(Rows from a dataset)

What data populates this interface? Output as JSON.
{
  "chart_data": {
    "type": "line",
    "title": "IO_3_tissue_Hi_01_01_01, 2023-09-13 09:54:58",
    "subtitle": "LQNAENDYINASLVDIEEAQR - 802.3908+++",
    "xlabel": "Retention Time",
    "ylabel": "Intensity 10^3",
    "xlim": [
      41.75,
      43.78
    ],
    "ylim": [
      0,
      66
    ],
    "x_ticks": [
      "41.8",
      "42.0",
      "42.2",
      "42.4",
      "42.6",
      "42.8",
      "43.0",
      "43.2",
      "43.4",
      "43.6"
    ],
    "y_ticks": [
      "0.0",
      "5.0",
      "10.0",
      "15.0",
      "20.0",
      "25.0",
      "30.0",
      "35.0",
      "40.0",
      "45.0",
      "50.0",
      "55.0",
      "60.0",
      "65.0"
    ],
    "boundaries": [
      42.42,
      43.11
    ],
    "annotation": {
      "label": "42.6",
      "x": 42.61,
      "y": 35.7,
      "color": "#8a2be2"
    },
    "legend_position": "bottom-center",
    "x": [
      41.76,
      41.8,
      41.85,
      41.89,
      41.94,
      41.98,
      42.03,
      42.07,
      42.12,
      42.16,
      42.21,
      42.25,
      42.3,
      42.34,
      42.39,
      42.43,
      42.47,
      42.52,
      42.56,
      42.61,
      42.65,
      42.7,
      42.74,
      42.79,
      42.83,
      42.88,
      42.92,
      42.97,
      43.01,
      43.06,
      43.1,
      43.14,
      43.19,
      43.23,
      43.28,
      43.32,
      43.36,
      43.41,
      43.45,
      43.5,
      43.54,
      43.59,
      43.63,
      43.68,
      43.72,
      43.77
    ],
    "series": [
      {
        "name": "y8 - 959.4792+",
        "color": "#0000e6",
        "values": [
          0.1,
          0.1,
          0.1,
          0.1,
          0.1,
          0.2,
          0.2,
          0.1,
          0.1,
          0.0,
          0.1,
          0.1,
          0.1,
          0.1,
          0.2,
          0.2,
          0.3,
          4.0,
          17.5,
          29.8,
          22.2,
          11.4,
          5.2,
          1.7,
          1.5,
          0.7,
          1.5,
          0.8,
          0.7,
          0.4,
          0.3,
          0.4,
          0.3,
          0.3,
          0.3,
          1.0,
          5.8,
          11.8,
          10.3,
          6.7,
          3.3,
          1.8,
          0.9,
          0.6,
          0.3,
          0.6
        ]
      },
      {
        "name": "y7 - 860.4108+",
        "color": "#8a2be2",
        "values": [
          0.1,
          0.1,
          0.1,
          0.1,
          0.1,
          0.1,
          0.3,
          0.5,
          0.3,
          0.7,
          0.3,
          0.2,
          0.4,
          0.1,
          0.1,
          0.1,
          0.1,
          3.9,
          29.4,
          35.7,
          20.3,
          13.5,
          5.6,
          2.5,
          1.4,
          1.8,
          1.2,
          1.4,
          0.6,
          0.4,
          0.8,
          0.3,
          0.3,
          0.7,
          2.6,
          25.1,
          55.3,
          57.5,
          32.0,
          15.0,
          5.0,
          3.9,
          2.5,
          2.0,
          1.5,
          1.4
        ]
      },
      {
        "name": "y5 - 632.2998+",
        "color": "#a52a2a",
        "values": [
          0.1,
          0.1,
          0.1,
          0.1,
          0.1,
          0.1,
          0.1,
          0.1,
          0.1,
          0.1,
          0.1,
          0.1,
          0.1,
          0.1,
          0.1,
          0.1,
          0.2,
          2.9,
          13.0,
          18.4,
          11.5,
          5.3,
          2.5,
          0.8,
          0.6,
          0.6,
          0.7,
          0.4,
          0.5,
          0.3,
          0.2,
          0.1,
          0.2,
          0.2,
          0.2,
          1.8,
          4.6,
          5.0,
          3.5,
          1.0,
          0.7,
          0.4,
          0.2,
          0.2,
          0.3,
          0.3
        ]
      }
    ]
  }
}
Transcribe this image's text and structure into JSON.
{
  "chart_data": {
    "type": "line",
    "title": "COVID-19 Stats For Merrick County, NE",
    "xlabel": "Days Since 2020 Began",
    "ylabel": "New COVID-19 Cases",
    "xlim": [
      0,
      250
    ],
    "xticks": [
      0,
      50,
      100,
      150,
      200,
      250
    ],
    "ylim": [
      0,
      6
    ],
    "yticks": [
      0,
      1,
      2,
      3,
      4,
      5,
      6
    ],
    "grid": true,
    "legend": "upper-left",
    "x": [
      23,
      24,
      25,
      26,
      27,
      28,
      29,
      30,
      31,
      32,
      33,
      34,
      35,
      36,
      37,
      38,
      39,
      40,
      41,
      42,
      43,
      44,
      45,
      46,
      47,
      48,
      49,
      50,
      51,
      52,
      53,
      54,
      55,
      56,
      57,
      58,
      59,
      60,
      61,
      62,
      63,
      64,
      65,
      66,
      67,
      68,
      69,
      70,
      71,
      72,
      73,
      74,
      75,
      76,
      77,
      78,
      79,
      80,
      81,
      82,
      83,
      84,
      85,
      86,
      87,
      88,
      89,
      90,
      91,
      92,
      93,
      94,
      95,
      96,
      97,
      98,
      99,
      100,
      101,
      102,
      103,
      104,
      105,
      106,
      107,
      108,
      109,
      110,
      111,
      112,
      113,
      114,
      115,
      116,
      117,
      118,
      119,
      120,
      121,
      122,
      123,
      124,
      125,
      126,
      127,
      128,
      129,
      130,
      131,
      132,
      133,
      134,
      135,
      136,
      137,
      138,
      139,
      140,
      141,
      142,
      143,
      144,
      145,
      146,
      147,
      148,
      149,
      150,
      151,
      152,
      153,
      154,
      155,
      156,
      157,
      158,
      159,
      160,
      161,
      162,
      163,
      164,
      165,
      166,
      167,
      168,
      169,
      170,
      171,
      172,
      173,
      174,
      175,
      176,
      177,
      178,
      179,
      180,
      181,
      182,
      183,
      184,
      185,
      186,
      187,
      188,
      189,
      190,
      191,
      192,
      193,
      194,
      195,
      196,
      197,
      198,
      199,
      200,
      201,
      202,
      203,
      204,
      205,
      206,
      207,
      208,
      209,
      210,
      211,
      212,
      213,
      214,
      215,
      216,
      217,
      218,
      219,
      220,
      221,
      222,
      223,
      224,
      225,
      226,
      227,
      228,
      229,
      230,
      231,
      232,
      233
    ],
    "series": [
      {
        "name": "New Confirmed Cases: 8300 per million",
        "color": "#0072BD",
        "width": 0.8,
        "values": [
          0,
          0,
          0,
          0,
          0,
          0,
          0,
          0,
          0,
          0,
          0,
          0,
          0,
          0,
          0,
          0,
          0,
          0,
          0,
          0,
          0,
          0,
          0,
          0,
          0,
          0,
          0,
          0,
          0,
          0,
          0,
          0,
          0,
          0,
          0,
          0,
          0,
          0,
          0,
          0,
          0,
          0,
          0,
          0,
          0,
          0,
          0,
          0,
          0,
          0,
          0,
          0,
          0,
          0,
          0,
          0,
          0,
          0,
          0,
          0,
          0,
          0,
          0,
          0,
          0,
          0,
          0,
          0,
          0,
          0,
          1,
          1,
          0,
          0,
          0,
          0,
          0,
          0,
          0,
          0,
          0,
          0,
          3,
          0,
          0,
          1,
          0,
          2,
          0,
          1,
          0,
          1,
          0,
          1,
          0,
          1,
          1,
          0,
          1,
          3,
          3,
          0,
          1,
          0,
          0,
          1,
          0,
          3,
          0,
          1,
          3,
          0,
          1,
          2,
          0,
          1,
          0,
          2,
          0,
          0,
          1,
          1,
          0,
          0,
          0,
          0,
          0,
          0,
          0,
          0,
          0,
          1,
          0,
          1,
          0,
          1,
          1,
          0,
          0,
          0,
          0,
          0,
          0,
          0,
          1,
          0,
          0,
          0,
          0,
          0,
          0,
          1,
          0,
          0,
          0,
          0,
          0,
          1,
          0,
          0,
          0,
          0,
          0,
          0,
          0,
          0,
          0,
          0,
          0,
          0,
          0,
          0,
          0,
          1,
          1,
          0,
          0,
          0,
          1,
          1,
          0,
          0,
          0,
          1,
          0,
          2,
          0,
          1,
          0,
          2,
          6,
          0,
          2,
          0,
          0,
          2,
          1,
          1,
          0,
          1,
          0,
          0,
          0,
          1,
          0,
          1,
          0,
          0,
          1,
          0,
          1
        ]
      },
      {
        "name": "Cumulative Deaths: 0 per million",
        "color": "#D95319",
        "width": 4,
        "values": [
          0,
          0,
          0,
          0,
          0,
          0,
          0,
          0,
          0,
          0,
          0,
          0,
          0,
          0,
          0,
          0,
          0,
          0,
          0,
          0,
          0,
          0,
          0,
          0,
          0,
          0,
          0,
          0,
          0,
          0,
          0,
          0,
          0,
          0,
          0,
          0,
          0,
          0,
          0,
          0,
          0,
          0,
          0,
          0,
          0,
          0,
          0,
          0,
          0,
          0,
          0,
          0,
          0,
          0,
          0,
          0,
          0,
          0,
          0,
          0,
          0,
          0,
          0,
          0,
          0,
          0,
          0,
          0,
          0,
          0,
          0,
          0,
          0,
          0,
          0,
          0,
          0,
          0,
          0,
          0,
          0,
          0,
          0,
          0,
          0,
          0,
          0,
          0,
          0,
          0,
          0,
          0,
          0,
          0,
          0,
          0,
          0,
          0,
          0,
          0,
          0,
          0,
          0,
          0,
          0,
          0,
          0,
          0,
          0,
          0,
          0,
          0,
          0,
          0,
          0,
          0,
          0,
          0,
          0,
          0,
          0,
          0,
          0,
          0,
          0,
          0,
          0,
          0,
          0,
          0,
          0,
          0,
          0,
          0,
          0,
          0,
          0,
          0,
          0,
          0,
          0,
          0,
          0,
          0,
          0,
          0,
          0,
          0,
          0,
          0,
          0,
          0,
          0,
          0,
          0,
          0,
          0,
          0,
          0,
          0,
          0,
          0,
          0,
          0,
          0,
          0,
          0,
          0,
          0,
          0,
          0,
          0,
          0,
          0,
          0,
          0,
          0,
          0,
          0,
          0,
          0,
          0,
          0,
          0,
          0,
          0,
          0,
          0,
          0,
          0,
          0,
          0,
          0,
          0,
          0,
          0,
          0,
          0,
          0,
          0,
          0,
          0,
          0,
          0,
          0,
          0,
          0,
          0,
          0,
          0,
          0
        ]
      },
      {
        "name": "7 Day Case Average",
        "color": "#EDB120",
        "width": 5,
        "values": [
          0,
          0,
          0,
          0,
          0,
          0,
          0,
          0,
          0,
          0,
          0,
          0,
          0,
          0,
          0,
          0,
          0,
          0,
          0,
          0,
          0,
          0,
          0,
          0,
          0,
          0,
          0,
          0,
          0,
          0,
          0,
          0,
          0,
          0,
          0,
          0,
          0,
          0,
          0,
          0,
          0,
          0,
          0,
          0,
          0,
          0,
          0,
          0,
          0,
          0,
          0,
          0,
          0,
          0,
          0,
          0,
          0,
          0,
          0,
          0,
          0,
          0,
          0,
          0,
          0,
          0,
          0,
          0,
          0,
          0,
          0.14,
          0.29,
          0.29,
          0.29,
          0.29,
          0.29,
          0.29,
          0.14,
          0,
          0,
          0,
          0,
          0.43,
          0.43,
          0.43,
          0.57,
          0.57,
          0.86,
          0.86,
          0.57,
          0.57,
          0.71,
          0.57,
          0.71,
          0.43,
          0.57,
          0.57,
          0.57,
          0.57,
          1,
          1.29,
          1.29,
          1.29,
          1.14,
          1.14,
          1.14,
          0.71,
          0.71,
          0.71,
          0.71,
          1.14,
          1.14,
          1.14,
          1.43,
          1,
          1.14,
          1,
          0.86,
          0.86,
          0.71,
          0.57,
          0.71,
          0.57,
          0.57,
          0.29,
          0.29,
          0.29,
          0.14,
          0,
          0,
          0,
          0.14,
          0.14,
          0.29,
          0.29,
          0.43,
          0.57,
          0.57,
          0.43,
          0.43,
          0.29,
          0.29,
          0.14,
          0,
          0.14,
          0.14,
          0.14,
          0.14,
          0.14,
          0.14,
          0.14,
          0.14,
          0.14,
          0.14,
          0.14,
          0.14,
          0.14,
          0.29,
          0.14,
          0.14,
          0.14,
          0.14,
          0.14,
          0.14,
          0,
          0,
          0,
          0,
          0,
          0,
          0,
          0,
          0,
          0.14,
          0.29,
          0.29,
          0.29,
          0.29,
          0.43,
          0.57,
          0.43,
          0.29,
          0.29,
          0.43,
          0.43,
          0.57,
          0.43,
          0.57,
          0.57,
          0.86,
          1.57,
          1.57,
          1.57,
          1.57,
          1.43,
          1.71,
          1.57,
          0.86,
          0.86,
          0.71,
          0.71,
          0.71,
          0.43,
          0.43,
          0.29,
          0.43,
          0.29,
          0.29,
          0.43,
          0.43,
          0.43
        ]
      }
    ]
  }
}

* _CHALLENGE_
Locate the word "xlabel" in the records and collect each line it appears in.

* _TASK SOLUTION_
    "xlabel": "Retention Time",
    "xlabel": "Days Since 2020 Began",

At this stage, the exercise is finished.